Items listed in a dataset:
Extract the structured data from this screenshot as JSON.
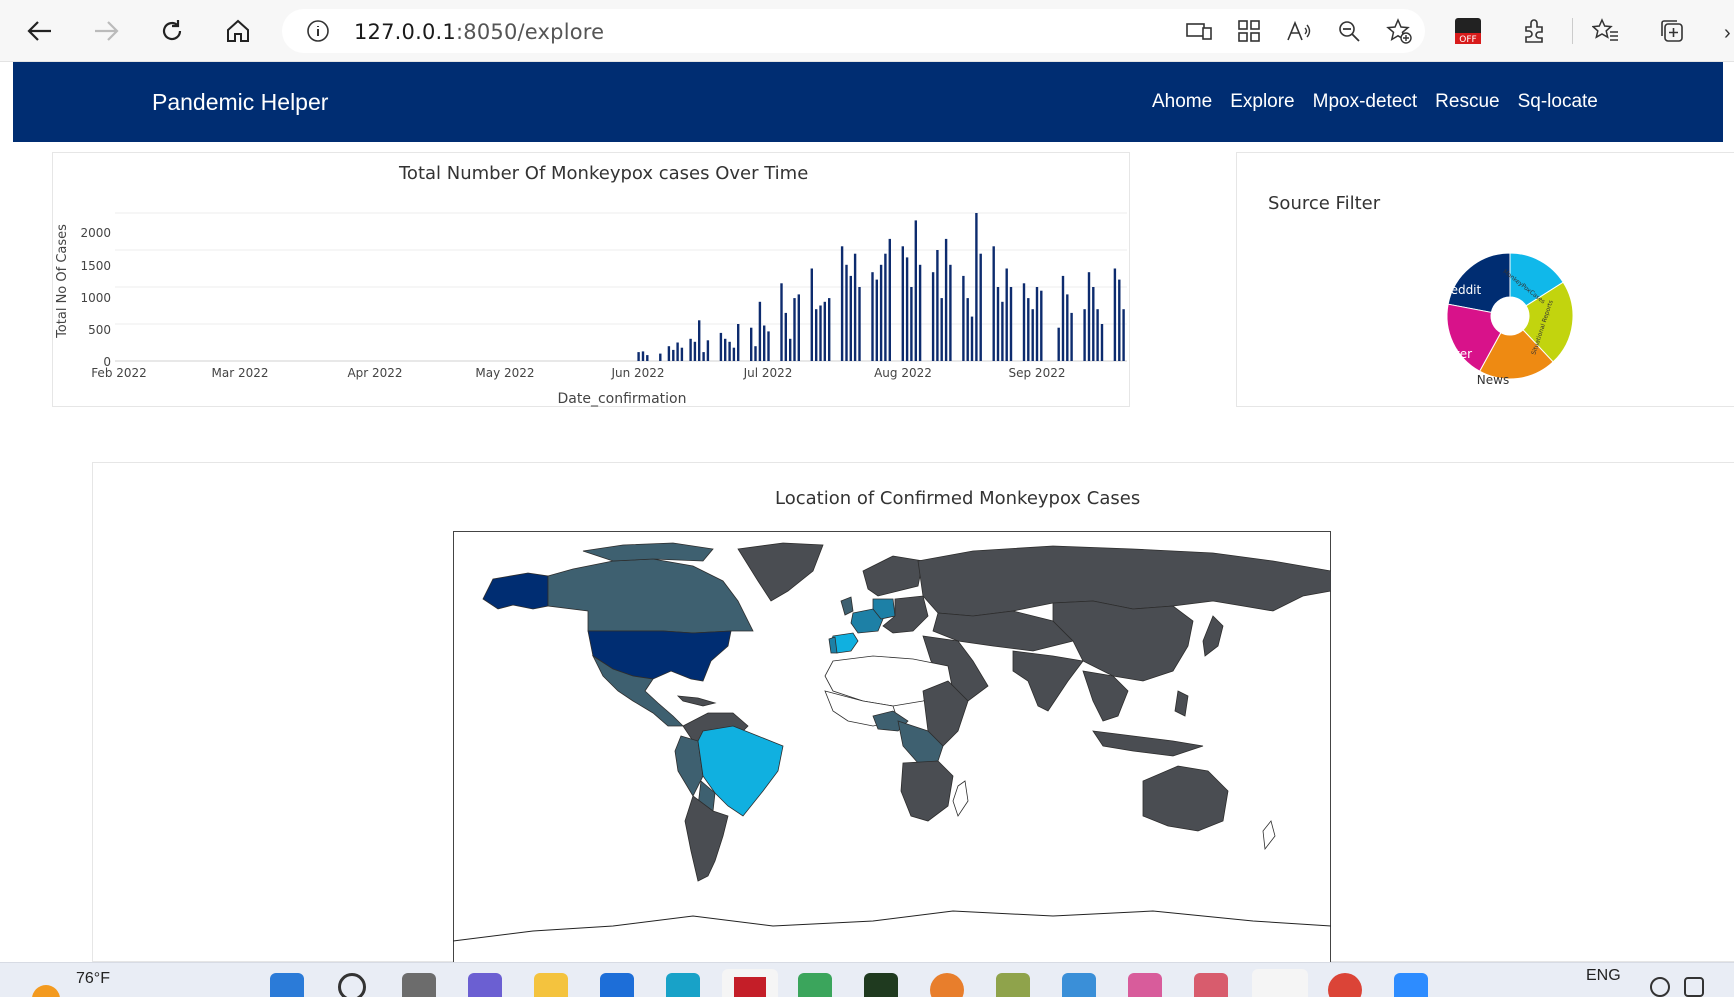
{
  "browser": {
    "url_host": "127.0.0.1",
    "url_rest": ":8050/explore",
    "ext_badge": "OFF"
  },
  "navbar": {
    "brand": "Pandemic Helper",
    "links": [
      "Ahome",
      "Explore",
      "Mpox-detect",
      "Rescue",
      "Sq-locate"
    ]
  },
  "timeline": {
    "title": "Total Number Of Monkeypox cases Over Time",
    "xlabel": "Date_confirmation",
    "ylabel": "Total No Of Cases",
    "yticks": [
      "0",
      "500",
      "1000",
      "1500",
      "2000"
    ],
    "xticks": [
      "Feb 2022",
      "Mar 2022",
      "Apr 2022",
      "May 2022",
      "Jun 2022",
      "Jul 2022",
      "Aug 2022",
      "Sep 2022"
    ]
  },
  "source_filter": {
    "title": "Source Filter",
    "labels": [
      "Reddit",
      "MonkeyPoxCases",
      "Situational Reports",
      "News",
      "Twitter"
    ]
  },
  "map": {
    "title": "Location of Confirmed Monkeypox Cases"
  },
  "taskbar": {
    "weather": "76°F",
    "lang": "ENG"
  },
  "chart_data": [
    {
      "type": "bar",
      "title": "Total Number Of Monkeypox cases Over Time",
      "xlabel": "Date_confirmation",
      "ylabel": "Total No Of Cases",
      "x_start": "2022-06-01",
      "ylim": [
        0,
        2000
      ],
      "x": [
        "2022-06-01",
        "2022-06-02",
        "2022-06-03",
        "2022-06-06",
        "2022-06-08",
        "2022-06-09",
        "2022-06-10",
        "2022-06-11",
        "2022-06-13",
        "2022-06-14",
        "2022-06-15",
        "2022-06-16",
        "2022-06-17",
        "2022-06-20",
        "2022-06-21",
        "2022-06-22",
        "2022-06-23",
        "2022-06-24",
        "2022-06-27",
        "2022-06-28",
        "2022-06-29",
        "2022-06-30",
        "2022-07-01",
        "2022-07-04",
        "2022-07-05",
        "2022-07-06",
        "2022-07-07",
        "2022-07-08",
        "2022-07-11",
        "2022-07-12",
        "2022-07-13",
        "2022-07-14",
        "2022-07-15",
        "2022-07-18",
        "2022-07-19",
        "2022-07-20",
        "2022-07-21",
        "2022-07-22",
        "2022-07-25",
        "2022-07-26",
        "2022-07-27",
        "2022-07-28",
        "2022-07-29",
        "2022-08-01",
        "2022-08-02",
        "2022-08-03",
        "2022-08-04",
        "2022-08-05",
        "2022-08-08",
        "2022-08-09",
        "2022-08-10",
        "2022-08-11",
        "2022-08-12",
        "2022-08-15",
        "2022-08-16",
        "2022-08-17",
        "2022-08-18",
        "2022-08-19",
        "2022-08-22",
        "2022-08-23",
        "2022-08-24",
        "2022-08-25",
        "2022-08-26",
        "2022-08-29",
        "2022-08-30",
        "2022-08-31",
        "2022-09-01",
        "2022-09-02",
        "2022-09-06",
        "2022-09-07",
        "2022-09-08",
        "2022-09-09",
        "2022-09-12",
        "2022-09-13",
        "2022-09-14",
        "2022-09-15",
        "2022-09-16",
        "2022-09-19",
        "2022-09-20",
        "2022-09-21"
      ],
      "values": [
        120,
        130,
        80,
        100,
        200,
        150,
        250,
        180,
        300,
        260,
        550,
        120,
        280,
        380,
        300,
        260,
        180,
        500,
        450,
        200,
        800,
        480,
        400,
        1050,
        650,
        300,
        850,
        900,
        1250,
        700,
        750,
        800,
        850,
        1550,
        1300,
        1150,
        1450,
        1000,
        1200,
        1100,
        1300,
        1450,
        1650,
        1550,
        1400,
        1000,
        1900,
        1300,
        1200,
        1500,
        850,
        1650,
        1300,
        1150,
        850,
        600,
        2000,
        1450,
        1550,
        1000,
        800,
        1250,
        1000,
        1050,
        850,
        700,
        1000,
        950,
        450,
        1150,
        900,
        650,
        700,
        1200,
        1000,
        700,
        500,
        1250,
        1100,
        700
      ]
    },
    {
      "type": "pie",
      "title": "Source Filter",
      "categories": [
        "Reddit",
        "MonkeyPoxCases",
        "Situational Reports",
        "News",
        "Twitter"
      ],
      "values": [
        22,
        16,
        22,
        20,
        20
      ]
    }
  ]
}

What you should do: Scan the material above and determine how many lines include the word "Over"; report only the number.

Answer in full: 2